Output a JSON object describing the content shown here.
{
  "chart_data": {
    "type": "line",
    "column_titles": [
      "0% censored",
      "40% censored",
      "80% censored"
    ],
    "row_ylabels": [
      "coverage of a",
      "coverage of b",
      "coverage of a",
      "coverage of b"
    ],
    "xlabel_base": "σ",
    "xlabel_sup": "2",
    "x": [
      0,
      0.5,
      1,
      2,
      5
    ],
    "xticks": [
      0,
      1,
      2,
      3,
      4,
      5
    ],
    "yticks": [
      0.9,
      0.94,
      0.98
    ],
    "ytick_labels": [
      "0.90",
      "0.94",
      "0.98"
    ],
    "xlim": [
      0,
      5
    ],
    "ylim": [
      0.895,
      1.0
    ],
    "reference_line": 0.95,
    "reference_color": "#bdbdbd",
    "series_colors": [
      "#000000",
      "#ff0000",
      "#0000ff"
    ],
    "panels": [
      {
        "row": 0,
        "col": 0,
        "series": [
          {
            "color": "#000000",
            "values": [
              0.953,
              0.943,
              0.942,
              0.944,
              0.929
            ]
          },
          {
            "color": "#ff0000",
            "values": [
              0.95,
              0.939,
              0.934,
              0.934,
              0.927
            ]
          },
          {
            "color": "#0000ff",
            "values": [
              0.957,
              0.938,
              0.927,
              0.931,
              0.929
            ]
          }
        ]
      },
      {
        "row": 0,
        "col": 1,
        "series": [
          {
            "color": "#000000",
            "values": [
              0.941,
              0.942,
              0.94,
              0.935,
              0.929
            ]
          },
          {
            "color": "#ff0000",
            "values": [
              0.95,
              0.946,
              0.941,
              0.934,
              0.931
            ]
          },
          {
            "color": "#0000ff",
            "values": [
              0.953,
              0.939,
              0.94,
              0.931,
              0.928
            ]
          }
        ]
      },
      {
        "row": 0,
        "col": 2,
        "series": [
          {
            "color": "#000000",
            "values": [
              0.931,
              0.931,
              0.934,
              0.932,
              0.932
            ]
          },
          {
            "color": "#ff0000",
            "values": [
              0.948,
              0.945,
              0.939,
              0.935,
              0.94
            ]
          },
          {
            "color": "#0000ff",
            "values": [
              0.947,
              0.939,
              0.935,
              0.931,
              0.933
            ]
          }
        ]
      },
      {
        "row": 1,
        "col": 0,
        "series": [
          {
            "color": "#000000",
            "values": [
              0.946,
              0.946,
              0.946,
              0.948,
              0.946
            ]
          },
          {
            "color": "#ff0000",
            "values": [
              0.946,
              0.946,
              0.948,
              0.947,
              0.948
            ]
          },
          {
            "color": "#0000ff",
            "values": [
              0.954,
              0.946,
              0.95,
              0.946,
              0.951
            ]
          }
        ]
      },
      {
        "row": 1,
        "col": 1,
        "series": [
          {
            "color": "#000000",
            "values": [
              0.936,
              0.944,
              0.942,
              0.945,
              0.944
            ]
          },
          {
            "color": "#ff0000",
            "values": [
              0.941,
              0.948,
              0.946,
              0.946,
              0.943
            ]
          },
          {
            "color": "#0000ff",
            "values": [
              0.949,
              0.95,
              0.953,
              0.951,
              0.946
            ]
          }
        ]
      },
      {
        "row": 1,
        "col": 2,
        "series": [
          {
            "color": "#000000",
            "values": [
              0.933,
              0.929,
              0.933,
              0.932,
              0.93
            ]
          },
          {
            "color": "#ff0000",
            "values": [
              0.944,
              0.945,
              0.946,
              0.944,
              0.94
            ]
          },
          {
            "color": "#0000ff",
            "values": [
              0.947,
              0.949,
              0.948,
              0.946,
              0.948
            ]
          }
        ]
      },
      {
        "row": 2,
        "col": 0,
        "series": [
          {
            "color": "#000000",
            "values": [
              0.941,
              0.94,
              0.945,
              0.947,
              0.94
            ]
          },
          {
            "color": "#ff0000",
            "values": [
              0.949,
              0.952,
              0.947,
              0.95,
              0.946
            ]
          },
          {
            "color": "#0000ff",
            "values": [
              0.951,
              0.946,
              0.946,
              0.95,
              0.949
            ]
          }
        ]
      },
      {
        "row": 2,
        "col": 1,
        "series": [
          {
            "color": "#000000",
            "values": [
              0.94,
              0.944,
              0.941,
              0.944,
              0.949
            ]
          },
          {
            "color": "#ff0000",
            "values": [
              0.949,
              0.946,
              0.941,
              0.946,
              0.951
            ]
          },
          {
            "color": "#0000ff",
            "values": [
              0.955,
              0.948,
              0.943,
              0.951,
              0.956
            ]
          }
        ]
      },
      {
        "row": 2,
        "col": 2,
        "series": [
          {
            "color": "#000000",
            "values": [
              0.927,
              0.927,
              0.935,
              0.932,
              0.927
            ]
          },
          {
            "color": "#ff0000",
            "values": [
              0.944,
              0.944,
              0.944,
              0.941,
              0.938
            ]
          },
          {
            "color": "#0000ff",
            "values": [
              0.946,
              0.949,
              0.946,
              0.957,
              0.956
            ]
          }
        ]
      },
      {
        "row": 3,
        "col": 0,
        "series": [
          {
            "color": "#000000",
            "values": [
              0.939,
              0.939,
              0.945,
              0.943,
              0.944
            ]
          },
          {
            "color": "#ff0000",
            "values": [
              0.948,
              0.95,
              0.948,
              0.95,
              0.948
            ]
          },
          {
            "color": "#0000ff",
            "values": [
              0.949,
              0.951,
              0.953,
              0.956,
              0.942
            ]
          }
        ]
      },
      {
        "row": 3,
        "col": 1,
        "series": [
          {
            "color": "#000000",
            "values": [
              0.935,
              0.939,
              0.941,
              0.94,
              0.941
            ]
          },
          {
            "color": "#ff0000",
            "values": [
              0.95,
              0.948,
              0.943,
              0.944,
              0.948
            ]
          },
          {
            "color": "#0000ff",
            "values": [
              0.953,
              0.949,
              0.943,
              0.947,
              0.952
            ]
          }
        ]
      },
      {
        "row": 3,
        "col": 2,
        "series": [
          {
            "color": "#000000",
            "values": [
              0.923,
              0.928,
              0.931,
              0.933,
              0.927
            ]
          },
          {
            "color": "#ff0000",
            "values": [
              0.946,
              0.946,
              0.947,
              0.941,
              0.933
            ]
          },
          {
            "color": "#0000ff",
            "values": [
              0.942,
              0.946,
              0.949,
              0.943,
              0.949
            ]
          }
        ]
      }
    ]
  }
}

Objective: Set down every record above exactly as given.

Exercise result:
Output a JSON object describing the content shown here.
{
  "chart_data": {
    "type": "line",
    "column_titles": [
      "0% censored",
      "40% censored",
      "80% censored"
    ],
    "row_ylabels": [
      "coverage of a",
      "coverage of b",
      "coverage of a",
      "coverage of b"
    ],
    "xlabel_base": "σ",
    "xlabel_sup": "2",
    "x": [
      0,
      0.5,
      1,
      2,
      5
    ],
    "xticks": [
      0,
      1,
      2,
      3,
      4,
      5
    ],
    "yticks": [
      0.9,
      0.94,
      0.98
    ],
    "ytick_labels": [
      "0.90",
      "0.94",
      "0.98"
    ],
    "xlim": [
      0,
      5
    ],
    "ylim": [
      0.895,
      1.0
    ],
    "reference_line": 0.95,
    "reference_color": "#bdbdbd",
    "series_colors": [
      "#000000",
      "#ff0000",
      "#0000ff"
    ],
    "panels": [
      {
        "row": 0,
        "col": 0,
        "series": [
          {
            "color": "#000000",
            "values": [
              0.953,
              0.943,
              0.942,
              0.944,
              0.929
            ]
          },
          {
            "color": "#ff0000",
            "values": [
              0.95,
              0.939,
              0.934,
              0.934,
              0.927
            ]
          },
          {
            "color": "#0000ff",
            "values": [
              0.957,
              0.938,
              0.927,
              0.931,
              0.929
            ]
          }
        ]
      },
      {
        "row": 0,
        "col": 1,
        "series": [
          {
            "color": "#000000",
            "values": [
              0.941,
              0.942,
              0.94,
              0.935,
              0.929
            ]
          },
          {
            "color": "#ff0000",
            "values": [
              0.95,
              0.946,
              0.941,
              0.934,
              0.931
            ]
          },
          {
            "color": "#0000ff",
            "values": [
              0.953,
              0.939,
              0.94,
              0.931,
              0.928
            ]
          }
        ]
      },
      {
        "row": 0,
        "col": 2,
        "series": [
          {
            "color": "#000000",
            "values": [
              0.931,
              0.931,
              0.934,
              0.932,
              0.932
            ]
          },
          {
            "color": "#ff0000",
            "values": [
              0.948,
              0.945,
              0.939,
              0.935,
              0.94
            ]
          },
          {
            "color": "#0000ff",
            "values": [
              0.947,
              0.939,
              0.935,
              0.931,
              0.933
            ]
          }
        ]
      },
      {
        "row": 1,
        "col": 0,
        "series": [
          {
            "color": "#000000",
            "values": [
              0.946,
              0.946,
              0.946,
              0.948,
              0.946
            ]
          },
          {
            "color": "#ff0000",
            "values": [
              0.946,
              0.946,
              0.948,
              0.947,
              0.948
            ]
          },
          {
            "color": "#0000ff",
            "values": [
              0.954,
              0.946,
              0.95,
              0.946,
              0.951
            ]
          }
        ]
      },
      {
        "row": 1,
        "col": 1,
        "series": [
          {
            "color": "#000000",
            "values": [
              0.936,
              0.944,
              0.942,
              0.945,
              0.944
            ]
          },
          {
            "color": "#ff0000",
            "values": [
              0.941,
              0.948,
              0.946,
              0.946,
              0.943
            ]
          },
          {
            "color": "#0000ff",
            "values": [
              0.949,
              0.95,
              0.953,
              0.951,
              0.946
            ]
          }
        ]
      },
      {
        "row": 1,
        "col": 2,
        "series": [
          {
            "color": "#000000",
            "values": [
              0.933,
              0.929,
              0.933,
              0.932,
              0.93
            ]
          },
          {
            "color": "#ff0000",
            "values": [
              0.944,
              0.945,
              0.946,
              0.944,
              0.94
            ]
          },
          {
            "color": "#0000ff",
            "values": [
              0.947,
              0.949,
              0.948,
              0.946,
              0.948
            ]
          }
        ]
      },
      {
        "row": 2,
        "col": 0,
        "series": [
          {
            "color": "#000000",
            "values": [
              0.941,
              0.94,
              0.945,
              0.947,
              0.94
            ]
          },
          {
            "color": "#ff0000",
            "values": [
              0.949,
              0.952,
              0.947,
              0.95,
              0.946
            ]
          },
          {
            "color": "#0000ff",
            "values": [
              0.951,
              0.946,
              0.946,
              0.95,
              0.949
            ]
          }
        ]
      },
      {
        "row": 2,
        "col": 1,
        "series": [
          {
            "color": "#000000",
            "values": [
              0.94,
              0.944,
              0.941,
              0.944,
              0.949
            ]
          },
          {
            "color": "#ff0000",
            "values": [
              0.949,
              0.946,
              0.941,
              0.946,
              0.951
            ]
          },
          {
            "color": "#0000ff",
            "values": [
              0.955,
              0.948,
              0.943,
              0.951,
              0.956
            ]
          }
        ]
      },
      {
        "row": 2,
        "col": 2,
        "series": [
          {
            "color": "#000000",
            "values": [
              0.927,
              0.927,
              0.935,
              0.932,
              0.927
            ]
          },
          {
            "color": "#ff0000",
            "values": [
              0.944,
              0.944,
              0.944,
              0.941,
              0.938
            ]
          },
          {
            "color": "#0000ff",
            "values": [
              0.946,
              0.949,
              0.946,
              0.957,
              0.956
            ]
          }
        ]
      },
      {
        "row": 3,
        "col": 0,
        "series": [
          {
            "color": "#000000",
            "values": [
              0.939,
              0.939,
              0.945,
              0.943,
              0.944
            ]
          },
          {
            "color": "#ff0000",
            "values": [
              0.948,
              0.95,
              0.948,
              0.95,
              0.948
            ]
          },
          {
            "color": "#0000ff",
            "values": [
              0.949,
              0.951,
              0.953,
              0.956,
              0.942
            ]
          }
        ]
      },
      {
        "row": 3,
        "col": 1,
        "series": [
          {
            "color": "#000000",
            "values": [
              0.935,
              0.939,
              0.941,
              0.94,
              0.941
            ]
          },
          {
            "color": "#ff0000",
            "values": [
              0.95,
              0.948,
              0.943,
              0.944,
              0.948
            ]
          },
          {
            "color": "#0000ff",
            "values": [
              0.953,
              0.949,
              0.943,
              0.947,
              0.952
            ]
          }
        ]
      },
      {
        "row": 3,
        "col": 2,
        "series": [
          {
            "color": "#000000",
            "values": [
              0.923,
              0.928,
              0.931,
              0.933,
              0.927
            ]
          },
          {
            "color": "#ff0000",
            "values": [
              0.946,
              0.946,
              0.947,
              0.941,
              0.933
            ]
          },
          {
            "color": "#0000ff",
            "values": [
              0.942,
              0.946,
              0.949,
              0.943,
              0.949
            ]
          }
        ]
      }
    ]
  }
}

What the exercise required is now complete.